'''
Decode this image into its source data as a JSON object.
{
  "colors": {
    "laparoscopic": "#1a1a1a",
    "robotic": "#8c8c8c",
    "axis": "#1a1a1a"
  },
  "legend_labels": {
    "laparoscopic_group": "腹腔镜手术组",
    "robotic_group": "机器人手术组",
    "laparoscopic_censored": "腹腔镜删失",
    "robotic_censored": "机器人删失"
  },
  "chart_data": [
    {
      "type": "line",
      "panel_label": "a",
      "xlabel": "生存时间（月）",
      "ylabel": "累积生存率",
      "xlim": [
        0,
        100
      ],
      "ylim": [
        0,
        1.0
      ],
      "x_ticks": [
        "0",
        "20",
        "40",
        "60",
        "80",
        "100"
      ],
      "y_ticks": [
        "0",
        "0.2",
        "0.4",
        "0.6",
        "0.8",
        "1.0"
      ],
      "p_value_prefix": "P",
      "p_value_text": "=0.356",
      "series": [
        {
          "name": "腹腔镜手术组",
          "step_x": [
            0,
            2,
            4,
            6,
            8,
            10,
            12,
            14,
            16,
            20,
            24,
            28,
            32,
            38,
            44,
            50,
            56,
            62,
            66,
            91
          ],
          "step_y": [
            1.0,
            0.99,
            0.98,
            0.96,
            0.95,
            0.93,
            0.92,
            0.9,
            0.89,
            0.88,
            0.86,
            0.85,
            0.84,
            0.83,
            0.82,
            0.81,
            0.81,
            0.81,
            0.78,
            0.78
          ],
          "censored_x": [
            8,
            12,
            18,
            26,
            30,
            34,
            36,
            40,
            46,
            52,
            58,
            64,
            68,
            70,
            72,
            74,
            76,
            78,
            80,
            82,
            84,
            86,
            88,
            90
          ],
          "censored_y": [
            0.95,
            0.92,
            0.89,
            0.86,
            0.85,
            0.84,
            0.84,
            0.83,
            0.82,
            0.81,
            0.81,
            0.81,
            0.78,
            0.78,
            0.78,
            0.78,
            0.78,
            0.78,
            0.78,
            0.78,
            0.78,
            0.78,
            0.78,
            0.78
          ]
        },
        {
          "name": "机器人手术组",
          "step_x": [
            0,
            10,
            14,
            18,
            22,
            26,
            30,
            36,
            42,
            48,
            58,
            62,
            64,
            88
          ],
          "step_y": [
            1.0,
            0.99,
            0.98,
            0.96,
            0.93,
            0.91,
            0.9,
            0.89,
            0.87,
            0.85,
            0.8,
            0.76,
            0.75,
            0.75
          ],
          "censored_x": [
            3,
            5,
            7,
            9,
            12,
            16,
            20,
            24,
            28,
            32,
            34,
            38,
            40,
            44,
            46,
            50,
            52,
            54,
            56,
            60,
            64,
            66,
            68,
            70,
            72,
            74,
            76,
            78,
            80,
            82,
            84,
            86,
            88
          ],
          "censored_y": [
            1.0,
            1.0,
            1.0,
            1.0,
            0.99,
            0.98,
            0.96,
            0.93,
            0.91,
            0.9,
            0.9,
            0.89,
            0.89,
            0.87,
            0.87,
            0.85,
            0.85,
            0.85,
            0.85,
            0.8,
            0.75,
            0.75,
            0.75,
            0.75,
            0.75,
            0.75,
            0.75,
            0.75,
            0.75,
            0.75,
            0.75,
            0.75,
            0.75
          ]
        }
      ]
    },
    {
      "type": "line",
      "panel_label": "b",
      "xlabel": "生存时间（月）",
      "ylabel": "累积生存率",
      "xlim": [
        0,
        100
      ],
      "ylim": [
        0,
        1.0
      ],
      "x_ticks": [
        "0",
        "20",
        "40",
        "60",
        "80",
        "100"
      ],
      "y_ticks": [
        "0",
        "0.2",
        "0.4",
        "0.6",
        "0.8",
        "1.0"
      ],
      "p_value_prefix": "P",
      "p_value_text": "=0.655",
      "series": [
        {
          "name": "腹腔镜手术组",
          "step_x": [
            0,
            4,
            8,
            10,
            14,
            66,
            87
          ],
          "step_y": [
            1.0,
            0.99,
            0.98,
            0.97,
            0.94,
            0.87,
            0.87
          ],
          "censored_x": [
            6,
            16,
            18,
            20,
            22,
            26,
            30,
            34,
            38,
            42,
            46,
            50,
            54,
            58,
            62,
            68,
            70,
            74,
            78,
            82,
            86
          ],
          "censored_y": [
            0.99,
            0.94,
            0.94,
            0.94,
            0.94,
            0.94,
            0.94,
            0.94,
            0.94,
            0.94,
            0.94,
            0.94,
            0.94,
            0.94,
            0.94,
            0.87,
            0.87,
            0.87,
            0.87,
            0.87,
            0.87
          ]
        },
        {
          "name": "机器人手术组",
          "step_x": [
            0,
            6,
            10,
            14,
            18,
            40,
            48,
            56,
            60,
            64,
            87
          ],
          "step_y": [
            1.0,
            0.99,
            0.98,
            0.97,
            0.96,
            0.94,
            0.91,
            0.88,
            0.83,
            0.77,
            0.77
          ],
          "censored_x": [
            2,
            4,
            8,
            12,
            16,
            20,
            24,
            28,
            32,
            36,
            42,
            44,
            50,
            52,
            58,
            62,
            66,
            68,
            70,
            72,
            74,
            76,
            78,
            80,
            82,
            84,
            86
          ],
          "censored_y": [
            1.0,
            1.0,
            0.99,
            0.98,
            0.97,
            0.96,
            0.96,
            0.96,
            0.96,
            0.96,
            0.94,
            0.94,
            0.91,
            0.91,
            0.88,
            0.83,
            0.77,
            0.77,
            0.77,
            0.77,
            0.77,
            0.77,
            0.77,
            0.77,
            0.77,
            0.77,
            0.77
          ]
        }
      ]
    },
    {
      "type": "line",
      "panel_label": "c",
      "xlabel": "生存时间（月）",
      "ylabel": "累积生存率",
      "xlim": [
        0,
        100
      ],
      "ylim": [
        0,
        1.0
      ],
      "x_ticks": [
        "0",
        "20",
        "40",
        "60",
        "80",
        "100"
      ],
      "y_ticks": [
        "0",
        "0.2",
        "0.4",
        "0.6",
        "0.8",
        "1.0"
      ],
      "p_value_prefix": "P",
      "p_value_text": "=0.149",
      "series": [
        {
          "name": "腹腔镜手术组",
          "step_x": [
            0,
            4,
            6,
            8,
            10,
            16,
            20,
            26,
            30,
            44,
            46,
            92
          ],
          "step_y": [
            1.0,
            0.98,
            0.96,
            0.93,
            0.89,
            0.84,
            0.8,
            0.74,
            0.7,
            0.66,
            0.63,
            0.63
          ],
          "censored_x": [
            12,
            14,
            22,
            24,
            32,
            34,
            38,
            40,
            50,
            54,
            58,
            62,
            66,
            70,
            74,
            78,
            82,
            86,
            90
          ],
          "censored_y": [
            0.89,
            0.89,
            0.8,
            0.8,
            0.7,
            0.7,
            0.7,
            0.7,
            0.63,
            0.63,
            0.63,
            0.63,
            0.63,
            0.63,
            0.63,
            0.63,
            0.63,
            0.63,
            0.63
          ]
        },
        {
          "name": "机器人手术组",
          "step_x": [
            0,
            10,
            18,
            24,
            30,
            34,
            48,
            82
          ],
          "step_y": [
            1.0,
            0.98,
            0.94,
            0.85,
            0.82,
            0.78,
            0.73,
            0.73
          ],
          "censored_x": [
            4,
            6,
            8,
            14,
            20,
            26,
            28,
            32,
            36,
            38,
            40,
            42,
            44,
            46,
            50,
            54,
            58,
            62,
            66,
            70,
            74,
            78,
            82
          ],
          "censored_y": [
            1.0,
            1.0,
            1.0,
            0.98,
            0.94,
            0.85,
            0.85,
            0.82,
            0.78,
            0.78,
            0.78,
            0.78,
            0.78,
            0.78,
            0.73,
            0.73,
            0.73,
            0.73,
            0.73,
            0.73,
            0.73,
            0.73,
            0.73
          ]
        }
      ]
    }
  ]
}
'''
§ **WRITTEN PROBLEM**: Transcribe all of the lines in the records precisely.

§ **RESULT**:
Decode this image into its source data as a JSON object.
{
  "colors": {
    "laparoscopic": "#1a1a1a",
    "robotic": "#8c8c8c",
    "axis": "#1a1a1a"
  },
  "legend_labels": {
    "laparoscopic_group": "腹腔镜手术组",
    "robotic_group": "机器人手术组",
    "laparoscopic_censored": "腹腔镜删失",
    "robotic_censored": "机器人删失"
  },
  "chart_data": [
    {
      "type": "line",
      "panel_label": "a",
      "xlabel": "生存时间（月）",
      "ylabel": "累积生存率",
      "xlim": [
        0,
        100
      ],
      "ylim": [
        0,
        1.0
      ],
      "x_ticks": [
        "0",
        "20",
        "40",
        "60",
        "80",
        "100"
      ],
      "y_ticks": [
        "0",
        "0.2",
        "0.4",
        "0.6",
        "0.8",
        "1.0"
      ],
      "p_value_prefix": "P",
      "p_value_text": "=0.356",
      "series": [
        {
          "name": "腹腔镜手术组",
          "step_x": [
            0,
            2,
            4,
            6,
            8,
            10,
            12,
            14,
            16,
            20,
            24,
            28,
            32,
            38,
            44,
            50,
            56,
            62,
            66,
            91
          ],
          "step_y": [
            1.0,
            0.99,
            0.98,
            0.96,
            0.95,
            0.93,
            0.92,
            0.9,
            0.89,
            0.88,
            0.86,
            0.85,
            0.84,
            0.83,
            0.82,
            0.81,
            0.81,
            0.81,
            0.78,
            0.78
          ],
          "censored_x": [
            8,
            12,
            18,
            26,
            30,
            34,
            36,
            40,
            46,
            52,
            58,
            64,
            68,
            70,
            72,
            74,
            76,
            78,
            80,
            82,
            84,
            86,
            88,
            90
          ],
          "censored_y": [
            0.95,
            0.92,
            0.89,
            0.86,
            0.85,
            0.84,
            0.84,
            0.83,
            0.82,
            0.81,
            0.81,
            0.81,
            0.78,
            0.78,
            0.78,
            0.78,
            0.78,
            0.78,
            0.78,
            0.78,
            0.78,
            0.78,
            0.78,
            0.78
          ]
        },
        {
          "name": "机器人手术组",
          "step_x": [
            0,
            10,
            14,
            18,
            22,
            26,
            30,
            36,
            42,
            48,
            58,
            62,
            64,
            88
          ],
          "step_y": [
            1.0,
            0.99,
            0.98,
            0.96,
            0.93,
            0.91,
            0.9,
            0.89,
            0.87,
            0.85,
            0.8,
            0.76,
            0.75,
            0.75
          ],
          "censored_x": [
            3,
            5,
            7,
            9,
            12,
            16,
            20,
            24,
            28,
            32,
            34,
            38,
            40,
            44,
            46,
            50,
            52,
            54,
            56,
            60,
            64,
            66,
            68,
            70,
            72,
            74,
            76,
            78,
            80,
            82,
            84,
            86,
            88
          ],
          "censored_y": [
            1.0,
            1.0,
            1.0,
            1.0,
            0.99,
            0.98,
            0.96,
            0.93,
            0.91,
            0.9,
            0.9,
            0.89,
            0.89,
            0.87,
            0.87,
            0.85,
            0.85,
            0.85,
            0.85,
            0.8,
            0.75,
            0.75,
            0.75,
            0.75,
            0.75,
            0.75,
            0.75,
            0.75,
            0.75,
            0.75,
            0.75,
            0.75,
            0.75
          ]
        }
      ]
    },
    {
      "type": "line",
      "panel_label": "b",
      "xlabel": "生存时间（月）",
      "ylabel": "累积生存率",
      "xlim": [
        0,
        100
      ],
      "ylim": [
        0,
        1.0
      ],
      "x_ticks": [
        "0",
        "20",
        "40",
        "60",
        "80",
        "100"
      ],
      "y_ticks": [
        "0",
        "0.2",
        "0.4",
        "0.6",
        "0.8",
        "1.0"
      ],
      "p_value_prefix": "P",
      "p_value_text": "=0.655",
      "series": [
        {
          "name": "腹腔镜手术组",
          "step_x": [
            0,
            4,
            8,
            10,
            14,
            66,
            87
          ],
          "step_y": [
            1.0,
            0.99,
            0.98,
            0.97,
            0.94,
            0.87,
            0.87
          ],
          "censored_x": [
            6,
            16,
            18,
            20,
            22,
            26,
            30,
            34,
            38,
            42,
            46,
            50,
            54,
            58,
            62,
            68,
            70,
            74,
            78,
            82,
            86
          ],
          "censored_y": [
            0.99,
            0.94,
            0.94,
            0.94,
            0.94,
            0.94,
            0.94,
            0.94,
            0.94,
            0.94,
            0.94,
            0.94,
            0.94,
            0.94,
            0.94,
            0.87,
            0.87,
            0.87,
            0.87,
            0.87,
            0.87
          ]
        },
        {
          "name": "机器人手术组",
          "step_x": [
            0,
            6,
            10,
            14,
            18,
            40,
            48,
            56,
            60,
            64,
            87
          ],
          "step_y": [
            1.0,
            0.99,
            0.98,
            0.97,
            0.96,
            0.94,
            0.91,
            0.88,
            0.83,
            0.77,
            0.77
          ],
          "censored_x": [
            2,
            4,
            8,
            12,
            16,
            20,
            24,
            28,
            32,
            36,
            42,
            44,
            50,
            52,
            58,
            62,
            66,
            68,
            70,
            72,
            74,
            76,
            78,
            80,
            82,
            84,
            86
          ],
          "censored_y": [
            1.0,
            1.0,
            0.99,
            0.98,
            0.97,
            0.96,
            0.96,
            0.96,
            0.96,
            0.96,
            0.94,
            0.94,
            0.91,
            0.91,
            0.88,
            0.83,
            0.77,
            0.77,
            0.77,
            0.77,
            0.77,
            0.77,
            0.77,
            0.77,
            0.77,
            0.77,
            0.77
          ]
        }
      ]
    },
    {
      "type": "line",
      "panel_label": "c",
      "xlabel": "生存时间（月）",
      "ylabel": "累积生存率",
      "xlim": [
        0,
        100
      ],
      "ylim": [
        0,
        1.0
      ],
      "x_ticks": [
        "0",
        "20",
        "40",
        "60",
        "80",
        "100"
      ],
      "y_ticks": [
        "0",
        "0.2",
        "0.4",
        "0.6",
        "0.8",
        "1.0"
      ],
      "p_value_prefix": "P",
      "p_value_text": "=0.149",
      "series": [
        {
          "name": "腹腔镜手术组",
          "step_x": [
            0,
            4,
            6,
            8,
            10,
            16,
            20,
            26,
            30,
            44,
            46,
            92
          ],
          "step_y": [
            1.0,
            0.98,
            0.96,
            0.93,
            0.89,
            0.84,
            0.8,
            0.74,
            0.7,
            0.66,
            0.63,
            0.63
          ],
          "censored_x": [
            12,
            14,
            22,
            24,
            32,
            34,
            38,
            40,
            50,
            54,
            58,
            62,
            66,
            70,
            74,
            78,
            82,
            86,
            90
          ],
          "censored_y": [
            0.89,
            0.89,
            0.8,
            0.8,
            0.7,
            0.7,
            0.7,
            0.7,
            0.63,
            0.63,
            0.63,
            0.63,
            0.63,
            0.63,
            0.63,
            0.63,
            0.63,
            0.63,
            0.63
          ]
        },
        {
          "name": "机器人手术组",
          "step_x": [
            0,
            10,
            18,
            24,
            30,
            34,
            48,
            82
          ],
          "step_y": [
            1.0,
            0.98,
            0.94,
            0.85,
            0.82,
            0.78,
            0.73,
            0.73
          ],
          "censored_x": [
            4,
            6,
            8,
            14,
            20,
            26,
            28,
            32,
            36,
            38,
            40,
            42,
            44,
            46,
            50,
            54,
            58,
            62,
            66,
            70,
            74,
            78,
            82
          ],
          "censored_y": [
            1.0,
            1.0,
            1.0,
            0.98,
            0.94,
            0.85,
            0.85,
            0.82,
            0.78,
            0.78,
            0.78,
            0.78,
            0.78,
            0.78,
            0.73,
            0.73,
            0.73,
            0.73,
            0.73,
            0.73,
            0.73,
            0.73,
            0.73
          ]
        }
      ]
    }
  ]
}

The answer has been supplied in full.